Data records
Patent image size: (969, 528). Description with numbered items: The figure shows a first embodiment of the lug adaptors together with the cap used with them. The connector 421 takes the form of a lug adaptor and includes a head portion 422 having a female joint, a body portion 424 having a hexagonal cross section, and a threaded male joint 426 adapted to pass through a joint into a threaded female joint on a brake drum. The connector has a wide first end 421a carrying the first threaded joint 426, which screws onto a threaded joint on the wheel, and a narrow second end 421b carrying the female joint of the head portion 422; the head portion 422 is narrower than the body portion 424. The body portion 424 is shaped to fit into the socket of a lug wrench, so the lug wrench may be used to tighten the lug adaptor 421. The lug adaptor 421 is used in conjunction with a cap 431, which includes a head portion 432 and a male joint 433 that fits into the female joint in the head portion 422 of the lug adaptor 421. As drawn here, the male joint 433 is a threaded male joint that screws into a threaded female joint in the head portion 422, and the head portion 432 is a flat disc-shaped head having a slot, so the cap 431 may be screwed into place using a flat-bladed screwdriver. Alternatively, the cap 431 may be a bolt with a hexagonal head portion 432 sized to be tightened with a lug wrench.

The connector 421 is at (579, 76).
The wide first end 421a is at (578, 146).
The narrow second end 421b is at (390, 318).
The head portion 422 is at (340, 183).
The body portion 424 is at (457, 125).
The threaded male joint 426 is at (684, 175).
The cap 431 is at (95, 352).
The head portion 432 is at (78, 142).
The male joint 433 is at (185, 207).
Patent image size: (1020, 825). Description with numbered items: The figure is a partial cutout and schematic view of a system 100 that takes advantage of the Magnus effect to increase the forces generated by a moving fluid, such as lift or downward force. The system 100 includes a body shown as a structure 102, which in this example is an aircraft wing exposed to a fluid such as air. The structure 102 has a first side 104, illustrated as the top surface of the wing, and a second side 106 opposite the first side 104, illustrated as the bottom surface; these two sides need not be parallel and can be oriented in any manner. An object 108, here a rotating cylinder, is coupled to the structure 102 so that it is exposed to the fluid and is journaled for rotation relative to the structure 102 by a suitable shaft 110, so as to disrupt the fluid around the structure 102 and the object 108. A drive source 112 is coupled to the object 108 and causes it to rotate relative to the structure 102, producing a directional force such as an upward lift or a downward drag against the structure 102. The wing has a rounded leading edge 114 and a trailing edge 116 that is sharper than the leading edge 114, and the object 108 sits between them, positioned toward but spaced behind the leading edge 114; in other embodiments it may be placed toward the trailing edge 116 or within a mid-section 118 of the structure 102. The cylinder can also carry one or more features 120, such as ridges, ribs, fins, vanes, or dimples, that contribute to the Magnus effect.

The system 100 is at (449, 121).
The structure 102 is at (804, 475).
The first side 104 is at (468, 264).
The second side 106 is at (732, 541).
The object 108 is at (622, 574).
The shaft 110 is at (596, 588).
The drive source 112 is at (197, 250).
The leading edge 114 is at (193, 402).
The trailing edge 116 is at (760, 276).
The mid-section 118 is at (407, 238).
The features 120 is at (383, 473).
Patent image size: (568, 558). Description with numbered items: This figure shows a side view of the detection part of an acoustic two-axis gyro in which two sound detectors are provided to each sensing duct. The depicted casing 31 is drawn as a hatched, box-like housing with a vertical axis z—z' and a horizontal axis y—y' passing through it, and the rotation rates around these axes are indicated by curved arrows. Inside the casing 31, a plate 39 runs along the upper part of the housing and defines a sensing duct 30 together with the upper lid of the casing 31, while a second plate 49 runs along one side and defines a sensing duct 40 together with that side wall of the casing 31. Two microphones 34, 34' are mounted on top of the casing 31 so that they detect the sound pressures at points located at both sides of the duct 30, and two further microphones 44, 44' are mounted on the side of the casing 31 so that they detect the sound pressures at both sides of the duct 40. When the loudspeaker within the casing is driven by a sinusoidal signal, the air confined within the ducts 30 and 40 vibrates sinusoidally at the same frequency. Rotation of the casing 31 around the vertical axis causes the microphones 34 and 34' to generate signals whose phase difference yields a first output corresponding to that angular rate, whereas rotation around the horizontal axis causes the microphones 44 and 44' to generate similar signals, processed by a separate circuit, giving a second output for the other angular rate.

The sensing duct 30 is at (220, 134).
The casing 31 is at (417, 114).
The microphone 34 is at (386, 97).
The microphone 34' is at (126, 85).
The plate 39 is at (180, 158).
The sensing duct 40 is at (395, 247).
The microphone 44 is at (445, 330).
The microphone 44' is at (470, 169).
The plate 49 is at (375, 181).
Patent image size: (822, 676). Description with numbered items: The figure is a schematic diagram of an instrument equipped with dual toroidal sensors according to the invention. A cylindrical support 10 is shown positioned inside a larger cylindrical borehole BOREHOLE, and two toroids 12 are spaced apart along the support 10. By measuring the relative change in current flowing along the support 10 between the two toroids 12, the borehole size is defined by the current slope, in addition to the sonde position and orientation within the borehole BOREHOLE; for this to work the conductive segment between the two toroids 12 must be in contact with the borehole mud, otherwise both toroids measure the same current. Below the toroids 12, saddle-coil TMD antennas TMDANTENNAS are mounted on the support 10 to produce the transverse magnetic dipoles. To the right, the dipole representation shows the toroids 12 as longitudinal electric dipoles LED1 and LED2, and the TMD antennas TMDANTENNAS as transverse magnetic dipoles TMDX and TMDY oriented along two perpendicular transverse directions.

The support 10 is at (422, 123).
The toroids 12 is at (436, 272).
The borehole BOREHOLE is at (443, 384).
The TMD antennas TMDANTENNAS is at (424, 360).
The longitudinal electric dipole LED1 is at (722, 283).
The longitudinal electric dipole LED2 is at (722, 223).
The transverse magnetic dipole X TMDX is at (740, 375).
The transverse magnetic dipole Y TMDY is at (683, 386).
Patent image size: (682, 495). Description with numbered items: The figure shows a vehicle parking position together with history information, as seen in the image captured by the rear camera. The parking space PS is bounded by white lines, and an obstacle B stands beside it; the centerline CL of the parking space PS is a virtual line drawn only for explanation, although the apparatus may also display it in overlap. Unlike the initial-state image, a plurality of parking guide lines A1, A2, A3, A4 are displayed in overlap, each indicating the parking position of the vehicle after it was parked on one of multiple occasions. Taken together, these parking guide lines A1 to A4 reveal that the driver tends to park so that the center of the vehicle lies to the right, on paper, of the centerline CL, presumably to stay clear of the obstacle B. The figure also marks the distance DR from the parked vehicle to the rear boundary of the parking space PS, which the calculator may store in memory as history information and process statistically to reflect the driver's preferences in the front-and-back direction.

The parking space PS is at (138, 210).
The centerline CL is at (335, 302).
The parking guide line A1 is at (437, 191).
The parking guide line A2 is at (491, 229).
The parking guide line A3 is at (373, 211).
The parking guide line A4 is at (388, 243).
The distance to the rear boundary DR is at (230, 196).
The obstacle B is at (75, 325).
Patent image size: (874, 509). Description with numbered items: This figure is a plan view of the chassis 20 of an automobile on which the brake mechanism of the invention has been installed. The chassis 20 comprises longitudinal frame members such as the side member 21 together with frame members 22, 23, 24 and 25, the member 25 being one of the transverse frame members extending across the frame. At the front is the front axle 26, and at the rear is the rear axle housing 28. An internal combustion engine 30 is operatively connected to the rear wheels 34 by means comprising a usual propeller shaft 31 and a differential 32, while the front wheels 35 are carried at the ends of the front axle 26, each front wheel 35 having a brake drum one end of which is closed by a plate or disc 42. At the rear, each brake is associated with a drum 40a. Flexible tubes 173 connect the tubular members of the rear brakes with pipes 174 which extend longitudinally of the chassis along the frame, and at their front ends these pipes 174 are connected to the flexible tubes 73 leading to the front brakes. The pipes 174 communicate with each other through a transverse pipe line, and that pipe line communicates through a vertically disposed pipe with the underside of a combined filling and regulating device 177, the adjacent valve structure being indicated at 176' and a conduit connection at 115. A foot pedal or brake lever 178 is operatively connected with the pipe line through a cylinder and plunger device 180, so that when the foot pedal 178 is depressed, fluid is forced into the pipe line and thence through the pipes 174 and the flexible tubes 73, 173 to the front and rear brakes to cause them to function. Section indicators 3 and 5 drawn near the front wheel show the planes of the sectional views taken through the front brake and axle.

▶ _Problem_: Return the lines of the material word for word, starting at the line that contains "Patent image size: (682, 495)." and ending at the line that contains "The obstacle B is at (75, 325).", both included.

▶ _Full output_:
Patent image size: (682, 495). Description with numbered items: The figure shows a vehicle parking position together with history information, as seen in the image captured by the rear camera. The parking space PS is bounded by white lines, and an obstacle B stands beside it; the centerline CL of the parking space PS is a virtual line drawn only for explanation, although the apparatus may also display it in overlap. Unlike the initial-state image, a plurality of parking guide lines A1, A2, A3, A4 are displayed in overlap, each indicating the parking position of the vehicle after it was parked on one of multiple occasions. Taken together, these parking guide lines A1 to A4 reveal that the driver tends to park so that the center of the vehicle lies to the right, on paper, of the centerline CL, presumably to stay clear of the obstacle B. The figure also marks the distance DR from the parked vehicle to the rear boundary of the parking space PS, which the calculator may store in memory as history information and process statistically to reflect the driver's preferences in the front-and-back direction.

The parking space PS is at (138, 210).
The centerline CL is at (335, 302).
The parking guide line A1 is at (437, 191).
The parking guide line A2 is at (491, 229).
The parking guide line A3 is at (373, 211).
The parking guide line A4 is at (388, 243).
The distance to the rear boundary DR is at (230, 196).
The obstacle B is at (75, 325).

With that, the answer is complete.